Tally the lines in the listing below that include "дискриминатора". Answer with the count and nothing more.

______________________________

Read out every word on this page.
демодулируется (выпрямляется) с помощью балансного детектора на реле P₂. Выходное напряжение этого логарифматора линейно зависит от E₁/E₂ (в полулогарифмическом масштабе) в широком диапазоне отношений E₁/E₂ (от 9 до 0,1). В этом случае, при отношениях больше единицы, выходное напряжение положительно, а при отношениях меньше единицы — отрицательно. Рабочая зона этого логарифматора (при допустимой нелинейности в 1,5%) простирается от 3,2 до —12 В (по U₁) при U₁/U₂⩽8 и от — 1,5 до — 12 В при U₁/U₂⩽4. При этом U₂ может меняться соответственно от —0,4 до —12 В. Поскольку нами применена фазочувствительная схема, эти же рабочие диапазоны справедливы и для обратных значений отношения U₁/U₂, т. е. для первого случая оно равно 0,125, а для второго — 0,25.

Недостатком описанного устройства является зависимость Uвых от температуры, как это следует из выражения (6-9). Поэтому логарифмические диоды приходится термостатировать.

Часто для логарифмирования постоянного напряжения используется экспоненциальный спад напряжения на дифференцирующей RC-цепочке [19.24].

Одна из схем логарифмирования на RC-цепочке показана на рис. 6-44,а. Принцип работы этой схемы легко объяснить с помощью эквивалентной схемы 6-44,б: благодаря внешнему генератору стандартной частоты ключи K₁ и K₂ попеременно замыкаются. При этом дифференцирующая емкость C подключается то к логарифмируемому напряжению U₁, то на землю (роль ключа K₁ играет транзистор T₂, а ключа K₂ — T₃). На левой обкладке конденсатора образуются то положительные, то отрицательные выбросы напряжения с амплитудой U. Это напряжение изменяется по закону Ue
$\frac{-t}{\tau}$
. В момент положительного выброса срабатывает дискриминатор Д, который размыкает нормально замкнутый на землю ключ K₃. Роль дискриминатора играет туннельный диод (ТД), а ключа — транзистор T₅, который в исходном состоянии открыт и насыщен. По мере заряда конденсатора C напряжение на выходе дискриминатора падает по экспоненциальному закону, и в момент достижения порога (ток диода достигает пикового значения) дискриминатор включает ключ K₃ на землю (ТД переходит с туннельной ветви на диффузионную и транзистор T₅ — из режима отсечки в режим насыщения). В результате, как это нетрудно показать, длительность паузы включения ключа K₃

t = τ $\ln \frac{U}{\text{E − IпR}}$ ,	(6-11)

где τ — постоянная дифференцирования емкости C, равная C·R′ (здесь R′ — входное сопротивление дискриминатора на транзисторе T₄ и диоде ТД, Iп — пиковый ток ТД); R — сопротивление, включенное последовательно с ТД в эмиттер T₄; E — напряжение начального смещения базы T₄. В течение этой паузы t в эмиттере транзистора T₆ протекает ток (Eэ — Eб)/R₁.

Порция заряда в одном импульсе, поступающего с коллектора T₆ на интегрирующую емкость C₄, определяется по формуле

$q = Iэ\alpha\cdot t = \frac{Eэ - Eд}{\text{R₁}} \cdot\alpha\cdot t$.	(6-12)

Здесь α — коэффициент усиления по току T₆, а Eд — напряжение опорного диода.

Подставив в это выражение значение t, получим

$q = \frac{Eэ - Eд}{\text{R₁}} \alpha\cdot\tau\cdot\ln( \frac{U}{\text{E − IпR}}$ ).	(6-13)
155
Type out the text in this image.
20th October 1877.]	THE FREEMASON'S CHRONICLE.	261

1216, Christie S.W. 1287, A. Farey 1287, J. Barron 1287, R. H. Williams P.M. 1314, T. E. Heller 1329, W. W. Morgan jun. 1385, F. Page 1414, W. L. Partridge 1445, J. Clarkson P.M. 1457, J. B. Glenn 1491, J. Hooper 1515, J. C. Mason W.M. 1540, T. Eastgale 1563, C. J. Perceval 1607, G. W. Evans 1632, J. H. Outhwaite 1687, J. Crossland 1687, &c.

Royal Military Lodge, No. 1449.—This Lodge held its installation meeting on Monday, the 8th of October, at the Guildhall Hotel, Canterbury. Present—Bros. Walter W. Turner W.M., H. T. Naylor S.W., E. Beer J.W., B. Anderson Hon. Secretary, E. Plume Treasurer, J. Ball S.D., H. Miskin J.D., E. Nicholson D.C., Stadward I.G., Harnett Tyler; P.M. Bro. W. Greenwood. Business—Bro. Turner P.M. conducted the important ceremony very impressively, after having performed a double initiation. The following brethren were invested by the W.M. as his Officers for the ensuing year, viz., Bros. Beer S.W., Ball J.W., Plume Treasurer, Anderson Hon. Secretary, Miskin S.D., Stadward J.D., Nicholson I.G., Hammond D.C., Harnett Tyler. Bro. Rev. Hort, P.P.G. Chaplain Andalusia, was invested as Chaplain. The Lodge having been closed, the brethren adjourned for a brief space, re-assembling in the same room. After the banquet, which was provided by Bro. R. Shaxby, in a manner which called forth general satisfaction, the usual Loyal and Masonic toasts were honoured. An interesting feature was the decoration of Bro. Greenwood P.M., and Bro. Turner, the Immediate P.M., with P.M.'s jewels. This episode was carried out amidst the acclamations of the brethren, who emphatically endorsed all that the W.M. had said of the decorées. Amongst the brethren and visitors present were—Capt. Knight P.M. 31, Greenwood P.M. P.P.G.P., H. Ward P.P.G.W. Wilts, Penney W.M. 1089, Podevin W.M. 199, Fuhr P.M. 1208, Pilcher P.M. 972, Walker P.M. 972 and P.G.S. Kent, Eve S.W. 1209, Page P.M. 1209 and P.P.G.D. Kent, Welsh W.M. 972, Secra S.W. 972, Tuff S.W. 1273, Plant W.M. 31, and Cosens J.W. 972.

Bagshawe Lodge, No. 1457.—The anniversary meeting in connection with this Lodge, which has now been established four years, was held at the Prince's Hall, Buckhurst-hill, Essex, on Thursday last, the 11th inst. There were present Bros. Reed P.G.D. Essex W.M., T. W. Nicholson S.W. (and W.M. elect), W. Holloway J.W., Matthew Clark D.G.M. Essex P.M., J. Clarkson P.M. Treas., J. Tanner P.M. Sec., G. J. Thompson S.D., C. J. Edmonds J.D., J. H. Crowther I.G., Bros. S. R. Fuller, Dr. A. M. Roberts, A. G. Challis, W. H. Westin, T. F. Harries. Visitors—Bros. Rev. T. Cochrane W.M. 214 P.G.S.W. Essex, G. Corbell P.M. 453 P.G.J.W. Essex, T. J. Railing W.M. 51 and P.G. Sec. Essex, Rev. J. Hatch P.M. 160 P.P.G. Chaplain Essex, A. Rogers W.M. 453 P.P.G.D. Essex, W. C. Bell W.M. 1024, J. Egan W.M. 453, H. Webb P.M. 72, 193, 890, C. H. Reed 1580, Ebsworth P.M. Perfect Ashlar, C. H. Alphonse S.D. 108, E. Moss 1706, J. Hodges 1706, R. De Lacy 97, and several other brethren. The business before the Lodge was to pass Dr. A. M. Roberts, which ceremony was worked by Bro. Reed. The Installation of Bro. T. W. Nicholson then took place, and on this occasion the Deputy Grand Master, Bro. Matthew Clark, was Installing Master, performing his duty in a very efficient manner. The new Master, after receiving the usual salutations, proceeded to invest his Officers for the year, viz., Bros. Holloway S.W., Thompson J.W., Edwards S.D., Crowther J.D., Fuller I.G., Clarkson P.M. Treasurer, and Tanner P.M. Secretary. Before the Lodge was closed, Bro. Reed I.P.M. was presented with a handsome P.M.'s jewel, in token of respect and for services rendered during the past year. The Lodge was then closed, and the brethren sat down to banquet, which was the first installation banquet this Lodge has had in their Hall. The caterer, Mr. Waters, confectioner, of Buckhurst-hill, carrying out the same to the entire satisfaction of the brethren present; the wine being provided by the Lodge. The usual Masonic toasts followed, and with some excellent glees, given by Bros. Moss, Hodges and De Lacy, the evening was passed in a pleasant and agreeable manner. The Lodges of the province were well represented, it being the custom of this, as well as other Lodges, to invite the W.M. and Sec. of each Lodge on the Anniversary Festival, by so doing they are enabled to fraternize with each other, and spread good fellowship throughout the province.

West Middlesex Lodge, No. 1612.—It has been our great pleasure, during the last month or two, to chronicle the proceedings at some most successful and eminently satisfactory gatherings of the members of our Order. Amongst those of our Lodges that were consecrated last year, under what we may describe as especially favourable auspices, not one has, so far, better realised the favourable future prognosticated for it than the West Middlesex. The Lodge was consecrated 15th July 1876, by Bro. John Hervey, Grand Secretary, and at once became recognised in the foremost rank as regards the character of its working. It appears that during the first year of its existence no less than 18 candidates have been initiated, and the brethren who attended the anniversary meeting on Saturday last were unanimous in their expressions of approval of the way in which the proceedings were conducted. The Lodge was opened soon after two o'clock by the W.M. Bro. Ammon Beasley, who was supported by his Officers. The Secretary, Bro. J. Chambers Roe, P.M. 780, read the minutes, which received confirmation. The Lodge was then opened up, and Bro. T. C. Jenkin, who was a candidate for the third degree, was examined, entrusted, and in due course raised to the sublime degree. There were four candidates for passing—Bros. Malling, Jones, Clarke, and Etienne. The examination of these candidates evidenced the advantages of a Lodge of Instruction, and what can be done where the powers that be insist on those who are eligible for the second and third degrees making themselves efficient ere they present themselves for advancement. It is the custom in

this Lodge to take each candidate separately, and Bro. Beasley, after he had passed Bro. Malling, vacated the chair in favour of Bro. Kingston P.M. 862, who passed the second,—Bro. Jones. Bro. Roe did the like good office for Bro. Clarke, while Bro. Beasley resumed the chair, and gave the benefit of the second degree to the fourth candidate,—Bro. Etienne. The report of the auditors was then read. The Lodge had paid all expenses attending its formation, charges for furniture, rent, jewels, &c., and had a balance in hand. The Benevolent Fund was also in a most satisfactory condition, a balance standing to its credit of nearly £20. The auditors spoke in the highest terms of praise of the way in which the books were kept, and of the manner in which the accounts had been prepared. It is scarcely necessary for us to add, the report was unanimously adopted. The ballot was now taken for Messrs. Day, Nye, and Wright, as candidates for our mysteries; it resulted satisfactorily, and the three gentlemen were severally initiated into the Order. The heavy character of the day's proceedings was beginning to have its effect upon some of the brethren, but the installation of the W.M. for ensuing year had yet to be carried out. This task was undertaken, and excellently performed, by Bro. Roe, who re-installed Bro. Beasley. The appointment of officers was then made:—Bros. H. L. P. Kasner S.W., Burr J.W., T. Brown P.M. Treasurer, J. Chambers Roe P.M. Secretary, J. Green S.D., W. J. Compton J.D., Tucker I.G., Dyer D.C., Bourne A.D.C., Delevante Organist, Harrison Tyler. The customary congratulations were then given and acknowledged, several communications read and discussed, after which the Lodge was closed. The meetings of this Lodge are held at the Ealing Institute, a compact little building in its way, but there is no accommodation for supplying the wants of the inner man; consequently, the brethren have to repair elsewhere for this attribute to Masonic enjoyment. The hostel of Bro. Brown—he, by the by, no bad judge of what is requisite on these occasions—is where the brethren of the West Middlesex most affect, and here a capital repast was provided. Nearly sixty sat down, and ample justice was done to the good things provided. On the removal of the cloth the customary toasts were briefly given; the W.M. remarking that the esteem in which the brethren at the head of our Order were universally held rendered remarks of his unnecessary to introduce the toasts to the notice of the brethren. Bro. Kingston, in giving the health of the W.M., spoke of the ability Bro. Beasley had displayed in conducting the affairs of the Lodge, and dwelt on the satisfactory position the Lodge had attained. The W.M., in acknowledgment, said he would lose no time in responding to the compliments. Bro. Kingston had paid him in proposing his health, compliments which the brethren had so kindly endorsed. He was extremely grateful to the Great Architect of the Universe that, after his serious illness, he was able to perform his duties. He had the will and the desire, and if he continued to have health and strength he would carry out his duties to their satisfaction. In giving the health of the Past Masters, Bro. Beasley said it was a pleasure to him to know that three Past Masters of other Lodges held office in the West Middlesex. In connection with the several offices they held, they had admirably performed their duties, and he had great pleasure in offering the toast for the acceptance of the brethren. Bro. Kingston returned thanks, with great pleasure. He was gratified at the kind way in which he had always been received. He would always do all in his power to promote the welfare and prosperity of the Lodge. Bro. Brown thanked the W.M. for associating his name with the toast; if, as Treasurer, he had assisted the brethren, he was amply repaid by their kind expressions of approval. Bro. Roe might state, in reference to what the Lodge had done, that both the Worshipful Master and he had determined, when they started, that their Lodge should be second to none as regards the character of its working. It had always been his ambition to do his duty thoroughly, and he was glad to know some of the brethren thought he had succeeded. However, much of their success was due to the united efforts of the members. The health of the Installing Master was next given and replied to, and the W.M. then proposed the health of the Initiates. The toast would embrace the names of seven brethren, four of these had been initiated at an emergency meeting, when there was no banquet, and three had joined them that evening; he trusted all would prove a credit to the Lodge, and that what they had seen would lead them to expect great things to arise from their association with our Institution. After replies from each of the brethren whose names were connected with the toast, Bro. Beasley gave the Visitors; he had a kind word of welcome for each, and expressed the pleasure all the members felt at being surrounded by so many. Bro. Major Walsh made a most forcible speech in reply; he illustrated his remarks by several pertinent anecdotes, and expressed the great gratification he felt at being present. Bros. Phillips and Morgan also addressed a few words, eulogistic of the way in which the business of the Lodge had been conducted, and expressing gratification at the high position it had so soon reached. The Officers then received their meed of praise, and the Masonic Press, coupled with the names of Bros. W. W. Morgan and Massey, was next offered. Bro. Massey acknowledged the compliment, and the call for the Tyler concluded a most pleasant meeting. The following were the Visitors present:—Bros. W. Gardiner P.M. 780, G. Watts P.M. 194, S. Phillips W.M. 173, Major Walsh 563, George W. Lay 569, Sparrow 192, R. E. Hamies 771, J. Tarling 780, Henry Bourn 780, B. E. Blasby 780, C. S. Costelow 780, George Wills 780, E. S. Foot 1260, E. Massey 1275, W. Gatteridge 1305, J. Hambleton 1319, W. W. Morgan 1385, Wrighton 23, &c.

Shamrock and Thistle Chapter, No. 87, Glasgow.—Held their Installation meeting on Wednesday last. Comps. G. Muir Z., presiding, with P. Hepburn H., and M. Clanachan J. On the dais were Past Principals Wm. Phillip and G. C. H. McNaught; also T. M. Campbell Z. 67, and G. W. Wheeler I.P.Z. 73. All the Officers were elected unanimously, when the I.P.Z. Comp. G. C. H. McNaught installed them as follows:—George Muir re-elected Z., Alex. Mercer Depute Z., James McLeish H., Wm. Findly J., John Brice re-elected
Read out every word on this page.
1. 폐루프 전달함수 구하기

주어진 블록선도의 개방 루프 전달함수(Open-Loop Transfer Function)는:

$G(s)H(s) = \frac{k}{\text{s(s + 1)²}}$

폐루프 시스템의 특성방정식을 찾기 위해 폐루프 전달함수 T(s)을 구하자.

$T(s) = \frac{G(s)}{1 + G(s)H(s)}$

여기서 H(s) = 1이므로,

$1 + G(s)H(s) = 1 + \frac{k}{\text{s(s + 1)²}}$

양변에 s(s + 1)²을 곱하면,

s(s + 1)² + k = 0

______________________________

§ The result
2